BEGIN RECORDS FOR THIS EXERCISE

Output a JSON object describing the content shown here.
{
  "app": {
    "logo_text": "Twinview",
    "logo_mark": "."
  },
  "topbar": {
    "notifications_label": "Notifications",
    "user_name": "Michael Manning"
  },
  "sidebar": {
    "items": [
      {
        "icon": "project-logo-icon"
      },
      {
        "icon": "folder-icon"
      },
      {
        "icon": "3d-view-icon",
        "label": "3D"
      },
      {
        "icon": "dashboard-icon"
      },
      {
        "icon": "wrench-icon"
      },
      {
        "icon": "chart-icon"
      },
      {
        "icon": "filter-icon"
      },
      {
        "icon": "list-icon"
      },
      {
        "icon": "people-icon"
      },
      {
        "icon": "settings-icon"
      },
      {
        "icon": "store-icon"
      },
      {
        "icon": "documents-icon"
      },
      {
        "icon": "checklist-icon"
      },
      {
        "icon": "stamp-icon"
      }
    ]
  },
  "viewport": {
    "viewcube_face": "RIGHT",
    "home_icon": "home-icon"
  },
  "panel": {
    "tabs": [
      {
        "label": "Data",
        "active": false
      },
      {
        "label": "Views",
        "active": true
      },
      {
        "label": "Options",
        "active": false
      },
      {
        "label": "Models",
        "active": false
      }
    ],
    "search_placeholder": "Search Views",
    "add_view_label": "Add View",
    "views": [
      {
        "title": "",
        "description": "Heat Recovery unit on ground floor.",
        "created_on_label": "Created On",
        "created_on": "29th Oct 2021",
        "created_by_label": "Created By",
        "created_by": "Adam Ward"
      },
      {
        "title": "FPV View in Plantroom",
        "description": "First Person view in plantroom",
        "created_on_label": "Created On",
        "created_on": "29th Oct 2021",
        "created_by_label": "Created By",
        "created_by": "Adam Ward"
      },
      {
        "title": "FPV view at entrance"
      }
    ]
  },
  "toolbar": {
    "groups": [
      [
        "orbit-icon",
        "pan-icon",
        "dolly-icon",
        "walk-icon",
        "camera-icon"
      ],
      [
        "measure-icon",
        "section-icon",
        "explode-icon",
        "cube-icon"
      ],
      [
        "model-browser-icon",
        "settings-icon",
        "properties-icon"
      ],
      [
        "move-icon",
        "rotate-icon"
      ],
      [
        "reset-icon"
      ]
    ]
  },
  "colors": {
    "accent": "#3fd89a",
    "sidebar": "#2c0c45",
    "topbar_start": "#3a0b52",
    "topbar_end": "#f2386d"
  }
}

END RECORDS FOR THIS EXERCISE

### CHALLENGE
All of the records must be repeated exactly.

### EXPECTED ANSWER
Output a JSON object describing the content shown here.
{
  "app": {
    "logo_text": "Twinview",
    "logo_mark": "."
  },
  "topbar": {
    "notifications_label": "Notifications",
    "user_name": "Michael Manning"
  },
  "sidebar": {
    "items": [
      {
        "icon": "project-logo-icon"
      },
      {
        "icon": "folder-icon"
      },
      {
        "icon": "3d-view-icon",
        "label": "3D"
      },
      {
        "icon": "dashboard-icon"
      },
      {
        "icon": "wrench-icon"
      },
      {
        "icon": "chart-icon"
      },
      {
        "icon": "filter-icon"
      },
      {
        "icon": "list-icon"
      },
      {
        "icon": "people-icon"
      },
      {
        "icon": "settings-icon"
      },
      {
        "icon": "store-icon"
      },
      {
        "icon": "documents-icon"
      },
      {
        "icon": "checklist-icon"
      },
      {
        "icon": "stamp-icon"
      }
    ]
  },
  "viewport": {
    "viewcube_face": "RIGHT",
    "home_icon": "home-icon"
  },
  "panel": {
    "tabs": [
      {
        "label": "Data",
        "active": false
      },
      {
        "label": "Views",
        "active": true
      },
      {
        "label": "Options",
        "active": false
      },
      {
        "label": "Models",
        "active": false
      }
    ],
    "search_placeholder": "Search Views",
    "add_view_label": "Add View",
    "views": [
      {
        "title": "",
        "description": "Heat Recovery unit on ground floor.",
        "created_on_label": "Created On",
        "created_on": "29th Oct 2021",
        "created_by_label": "Created By",
        "created_by": "Adam Ward"
      },
      {
        "title": "FPV View in Plantroom",
        "description": "First Person view in plantroom",
        "created_on_label": "Created On",
        "created_on": "29th Oct 2021",
        "created_by_label": "Created By",
        "created_by": "Adam Ward"
      },
      {
        "title": "FPV view at entrance"
      }
    ]
  },
  "toolbar": {
    "groups": [
      [
        "orbit-icon",
        "pan-icon",
        "dolly-icon",
        "walk-icon",
        "camera-icon"
      ],
      [
        "measure-icon",
        "section-icon",
        "explode-icon",
        "cube-icon"
      ],
      [
        "model-browser-icon",
        "settings-icon",
        "properties-icon"
      ],
      [
        "move-icon",
        "rotate-icon"
      ],
      [
        "reset-icon"
      ]
    ]
  },
  "colors": {
    "accent": "#3fd89a",
    "sidebar": "#2c0c45",
    "topbar_start": "#3a0b52",
    "topbar_end": "#f2386d"
  }
}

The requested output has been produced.